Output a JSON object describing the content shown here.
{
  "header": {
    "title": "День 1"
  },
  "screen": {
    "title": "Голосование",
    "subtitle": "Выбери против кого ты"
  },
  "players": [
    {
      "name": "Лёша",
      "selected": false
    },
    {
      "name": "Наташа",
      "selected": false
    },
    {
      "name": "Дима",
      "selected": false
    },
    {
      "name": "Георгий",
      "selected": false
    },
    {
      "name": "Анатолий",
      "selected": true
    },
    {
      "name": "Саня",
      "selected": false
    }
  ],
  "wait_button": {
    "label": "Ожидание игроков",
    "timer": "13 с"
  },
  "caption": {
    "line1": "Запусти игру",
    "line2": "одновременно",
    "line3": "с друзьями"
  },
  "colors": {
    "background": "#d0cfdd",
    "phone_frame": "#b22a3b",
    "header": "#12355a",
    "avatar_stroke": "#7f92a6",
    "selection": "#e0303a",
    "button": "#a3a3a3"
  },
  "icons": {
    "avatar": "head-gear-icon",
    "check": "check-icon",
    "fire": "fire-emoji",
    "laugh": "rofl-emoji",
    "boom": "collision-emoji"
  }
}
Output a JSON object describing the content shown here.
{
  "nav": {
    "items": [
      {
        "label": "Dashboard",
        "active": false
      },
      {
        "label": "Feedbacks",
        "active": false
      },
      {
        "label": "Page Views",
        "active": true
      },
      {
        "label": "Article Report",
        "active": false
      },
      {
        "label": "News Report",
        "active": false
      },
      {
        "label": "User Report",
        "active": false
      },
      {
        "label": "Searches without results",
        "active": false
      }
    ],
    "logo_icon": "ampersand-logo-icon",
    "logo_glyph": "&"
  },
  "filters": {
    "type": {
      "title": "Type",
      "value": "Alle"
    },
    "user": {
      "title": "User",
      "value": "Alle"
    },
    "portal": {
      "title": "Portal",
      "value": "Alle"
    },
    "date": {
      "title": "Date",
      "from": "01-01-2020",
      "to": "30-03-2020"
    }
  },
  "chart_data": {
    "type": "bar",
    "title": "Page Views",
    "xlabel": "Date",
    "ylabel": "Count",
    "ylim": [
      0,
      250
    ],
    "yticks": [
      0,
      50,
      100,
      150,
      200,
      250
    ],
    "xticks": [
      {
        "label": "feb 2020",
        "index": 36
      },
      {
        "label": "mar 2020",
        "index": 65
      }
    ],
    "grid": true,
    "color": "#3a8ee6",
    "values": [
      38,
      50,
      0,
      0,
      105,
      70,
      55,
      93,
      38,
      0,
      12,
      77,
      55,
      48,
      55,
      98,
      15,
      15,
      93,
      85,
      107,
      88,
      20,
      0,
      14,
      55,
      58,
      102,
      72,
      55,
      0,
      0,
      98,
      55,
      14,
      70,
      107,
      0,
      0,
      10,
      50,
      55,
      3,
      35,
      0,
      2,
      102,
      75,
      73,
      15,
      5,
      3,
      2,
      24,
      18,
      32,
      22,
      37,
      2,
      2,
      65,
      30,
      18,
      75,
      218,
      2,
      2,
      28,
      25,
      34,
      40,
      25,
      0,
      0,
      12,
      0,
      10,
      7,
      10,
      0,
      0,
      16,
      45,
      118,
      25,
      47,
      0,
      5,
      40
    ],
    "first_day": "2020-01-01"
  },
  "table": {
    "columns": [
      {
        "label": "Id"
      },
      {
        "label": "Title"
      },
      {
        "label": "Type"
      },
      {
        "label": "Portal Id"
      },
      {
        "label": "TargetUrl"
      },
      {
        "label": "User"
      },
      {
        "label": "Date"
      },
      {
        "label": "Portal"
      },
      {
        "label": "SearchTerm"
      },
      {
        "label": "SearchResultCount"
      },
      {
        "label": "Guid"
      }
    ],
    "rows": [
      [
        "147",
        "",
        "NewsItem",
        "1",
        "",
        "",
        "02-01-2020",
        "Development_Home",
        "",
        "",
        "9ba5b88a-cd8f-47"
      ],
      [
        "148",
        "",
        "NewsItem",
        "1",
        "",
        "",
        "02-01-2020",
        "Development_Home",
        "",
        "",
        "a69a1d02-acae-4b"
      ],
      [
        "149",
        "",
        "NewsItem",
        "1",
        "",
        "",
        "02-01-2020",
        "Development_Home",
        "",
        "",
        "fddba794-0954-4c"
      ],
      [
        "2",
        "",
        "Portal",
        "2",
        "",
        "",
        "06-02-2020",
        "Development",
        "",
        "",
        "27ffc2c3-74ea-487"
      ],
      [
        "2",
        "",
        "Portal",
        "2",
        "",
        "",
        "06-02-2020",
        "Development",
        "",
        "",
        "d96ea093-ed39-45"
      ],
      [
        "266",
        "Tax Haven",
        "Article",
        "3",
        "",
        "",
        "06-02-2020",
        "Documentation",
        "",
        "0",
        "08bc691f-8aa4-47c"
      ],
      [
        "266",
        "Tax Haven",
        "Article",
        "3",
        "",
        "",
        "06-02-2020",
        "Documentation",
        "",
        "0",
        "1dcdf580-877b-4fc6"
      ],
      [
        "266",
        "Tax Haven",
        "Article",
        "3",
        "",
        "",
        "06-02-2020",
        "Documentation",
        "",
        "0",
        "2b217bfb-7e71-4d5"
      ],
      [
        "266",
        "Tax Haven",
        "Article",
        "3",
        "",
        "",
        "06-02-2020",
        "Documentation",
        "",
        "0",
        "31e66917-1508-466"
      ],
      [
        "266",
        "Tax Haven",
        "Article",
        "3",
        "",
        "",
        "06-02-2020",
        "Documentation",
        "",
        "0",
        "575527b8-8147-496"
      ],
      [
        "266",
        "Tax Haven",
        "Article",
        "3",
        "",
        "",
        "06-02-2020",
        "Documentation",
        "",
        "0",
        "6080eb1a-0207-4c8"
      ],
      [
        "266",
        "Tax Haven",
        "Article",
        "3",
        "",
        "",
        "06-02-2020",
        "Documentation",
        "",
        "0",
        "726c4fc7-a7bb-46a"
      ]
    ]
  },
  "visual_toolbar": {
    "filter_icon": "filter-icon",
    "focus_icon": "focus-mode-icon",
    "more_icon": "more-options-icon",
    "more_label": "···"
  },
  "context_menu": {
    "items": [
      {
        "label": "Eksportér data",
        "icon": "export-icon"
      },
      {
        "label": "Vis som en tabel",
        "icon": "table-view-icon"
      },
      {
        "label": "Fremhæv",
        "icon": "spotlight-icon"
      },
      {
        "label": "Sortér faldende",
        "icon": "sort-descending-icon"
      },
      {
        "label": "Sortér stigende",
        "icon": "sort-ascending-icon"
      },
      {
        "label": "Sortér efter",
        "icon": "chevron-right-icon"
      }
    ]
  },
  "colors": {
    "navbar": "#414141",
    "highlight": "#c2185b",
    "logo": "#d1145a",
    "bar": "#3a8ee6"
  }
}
● ● ● ● ● ● ●
WORK REQUIRED: All of the entries must be written out exactly as they stand.

THE RESULT:
Output a JSON object describing the content shown here.
{
  "header": {
    "title": "День 1"
  },
  "screen": {
    "title": "Голосование",
    "subtitle": "Выбери против кого ты"
  },
  "players": [
    {
      "name": "Лёша",
      "selected": false
    },
    {
      "name": "Наташа",
      "selected": false
    },
    {
      "name": "Дима",
      "selected": false
    },
    {
      "name": "Георгий",
      "selected": false
    },
    {
      "name": "Анатолий",
      "selected": true
    },
    {
      "name": "Саня",
      "selected": false
    }
  ],
  "wait_button": {
    "label": "Ожидание игроков",
    "timer": "13 с"
  },
  "caption": {
    "line1": "Запусти игру",
    "line2": "одновременно",
    "line3": "с друзьями"
  },
  "colors": {
    "background": "#d0cfdd",
    "phone_frame": "#b22a3b",
    "header": "#12355a",
    "avatar_stroke": "#7f92a6",
    "selection": "#e0303a",
    "button": "#a3a3a3"
  },
  "icons": {
    "avatar": "head-gear-icon",
    "check": "check-icon",
    "fire": "fire-emoji",
    "laugh": "rofl-emoji",
    "boom": "collision-emoji"
  }
}
Output a JSON object describing the content shown here.
{
  "nav": {
    "items": [
      {
        "label": "Dashboard",
        "active": false
      },
      {
        "label": "Feedbacks",
        "active": false
      },
      {
        "label": "Page Views",
        "active": true
      },
      {
        "label": "Article Report",
        "active": false
      },
      {
        "label": "News Report",
        "active": false
      },
      {
        "label": "User Report",
        "active": false
      },
      {
        "label": "Searches without results",
        "active": false
      }
    ],
    "logo_icon": "ampersand-logo-icon",
    "logo_glyph": "&"
  },
  "filters": {
    "type": {
      "title": "Type",
      "value": "Alle"
    },
    "user": {
      "title": "User",
      "value": "Alle"
    },
    "portal": {
      "title": "Portal",
      "value": "Alle"
    },
    "date": {
      "title": "Date",
      "from": "01-01-2020",
      "to": "30-03-2020"
    }
  },
  "chart_data": {
    "type": "bar",
    "title": "Page Views",
    "xlabel": "Date",
    "ylabel": "Count",
    "ylim": [
      0,
      250
    ],
    "yticks": [
      0,
      50,
      100,
      150,
      200,
      250
    ],
    "xticks": [
      {
        "label": "feb 2020",
        "index": 36
      },
      {
        "label": "mar 2020",
        "index": 65
      }
    ],
    "grid": true,
    "color": "#3a8ee6",
    "values": [
      38,
      50,
      0,
      0,
      105,
      70,
      55,
      93,
      38,
      0,
      12,
      77,
      55,
      48,
      55,
      98,
      15,
      15,
      93,
      85,
      107,
      88,
      20,
      0,
      14,
      55,
      58,
      102,
      72,
      55,
      0,
      0,
      98,
      55,
      14,
      70,
      107,
      0,
      0,
      10,
      50,
      55,
      3,
      35,
      0,
      2,
      102,
      75,
      73,
      15,
      5,
      3,
      2,
      24,
      18,
      32,
      22,
      37,
      2,
      2,
      65,
      30,
      18,
      75,
      218,
      2,
      2,
      28,
      25,
      34,
      40,
      25,
      0,
      0,
      12,
      0,
      10,
      7,
      10,
      0,
      0,
      16,
      45,
      118,
      25,
      47,
      0,
      5,
      40
    ],
    "first_day": "2020-01-01"
  },
  "table": {
    "columns": [
      {
        "label": "Id"
      },
      {
        "label": "Title"
      },
      {
        "label": "Type"
      },
      {
        "label": "Portal Id"
      },
      {
        "label": "TargetUrl"
      },
      {
        "label": "User"
      },
      {
        "label": "Date"
      },
      {
        "label": "Portal"
      },
      {
        "label": "SearchTerm"
      },
      {
        "label": "SearchResultCount"
      },
      {
        "label": "Guid"
      }
    ],
    "rows": [
      [
        "147",
        "",
        "NewsItem",
        "1",
        "",
        "",
        "02-01-2020",
        "Development_Home",
        "",
        "",
        "9ba5b88a-cd8f-47"
      ],
      [
        "148",
        "",
        "NewsItem",
        "1",
        "",
        "",
        "02-01-2020",
        "Development_Home",
        "",
        "",
        "a69a1d02-acae-4b"
      ],
      [
        "149",
        "",
        "NewsItem",
        "1",
        "",
        "",
        "02-01-2020",
        "Development_Home",
        "",
        "",
        "fddba794-0954-4c"
      ],
      [
        "2",
        "",
        "Portal",
        "2",
        "",
        "",
        "06-02-2020",
        "Development",
        "",
        "",
        "27ffc2c3-74ea-487"
      ],
      [
        "2",
        "",
        "Portal",
        "2",
        "",
        "",
        "06-02-2020",
        "Development",
        "",
        "",
        "d96ea093-ed39-45"
      ],
      [
        "266",
        "Tax Haven",
        "Article",
        "3",
        "",
        "",
        "06-02-2020",
        "Documentation",
        "",
        "0",
        "08bc691f-8aa4-47c"
      ],
      [
        "266",
        "Tax Haven",
        "Article",
        "3",
        "",
        "",
        "06-02-2020",
        "Documentation",
        "",
        "0",
        "1dcdf580-877b-4fc6"
      ],
      [
        "266",
        "Tax Haven",
        "Article",
        "3",
        "",
        "",
        "06-02-2020",
        "Documentation",
        "",
        "0",
        "2b217bfb-7e71-4d5"
      ],
      [
        "266",
        "Tax Haven",
        "Article",
        "3",
        "",
        "",
        "06-02-2020",
        "Documentation",
        "",
        "0",
        "31e66917-1508-466"
      ],
      [
        "266",
        "Tax Haven",
        "Article",
        "3",
        "",
        "",
        "06-02-2020",
        "Documentation",
        "",
        "0",
        "575527b8-8147-496"
      ],
      [
        "266",
        "Tax Haven",
        "Article",
        "3",
        "",
        "",
        "06-02-2020",
        "Documentation",
        "",
        "0",
        "6080eb1a-0207-4c8"
      ],
      [
        "266",
        "Tax Haven",
        "Article",
        "3",
        "",
        "",
        "06-02-2020",
        "Documentation",
        "",
        "0",
        "726c4fc7-a7bb-46a"
      ]
    ]
  },
  "visual_toolbar": {
    "filter_icon": "filter-icon",
    "focus_icon": "focus-mode-icon",
    "more_icon": "more-options-icon",
    "more_label": "···"
  },
  "context_menu": {
    "items": [
      {
        "label": "Eksportér data",
        "icon": "export-icon"
      },
      {
        "label": "Vis som en tabel",
        "icon": "table-view-icon"
      },
      {
        "label": "Fremhæv",
        "icon": "spotlight-icon"
      },
      {
        "label": "Sortér faldende",
        "icon": "sort-descending-icon"
      },
      {
        "label": "Sortér stigende",
        "icon": "sort-ascending-icon"
      },
      {
        "label": "Sortér efter",
        "icon": "chevron-right-icon"
      }
    ]
  },
  "colors": {
    "navbar": "#414141",
    "highlight": "#c2185b",
    "logo": "#d1145a",
    "bar": "#3a8ee6"
  }
}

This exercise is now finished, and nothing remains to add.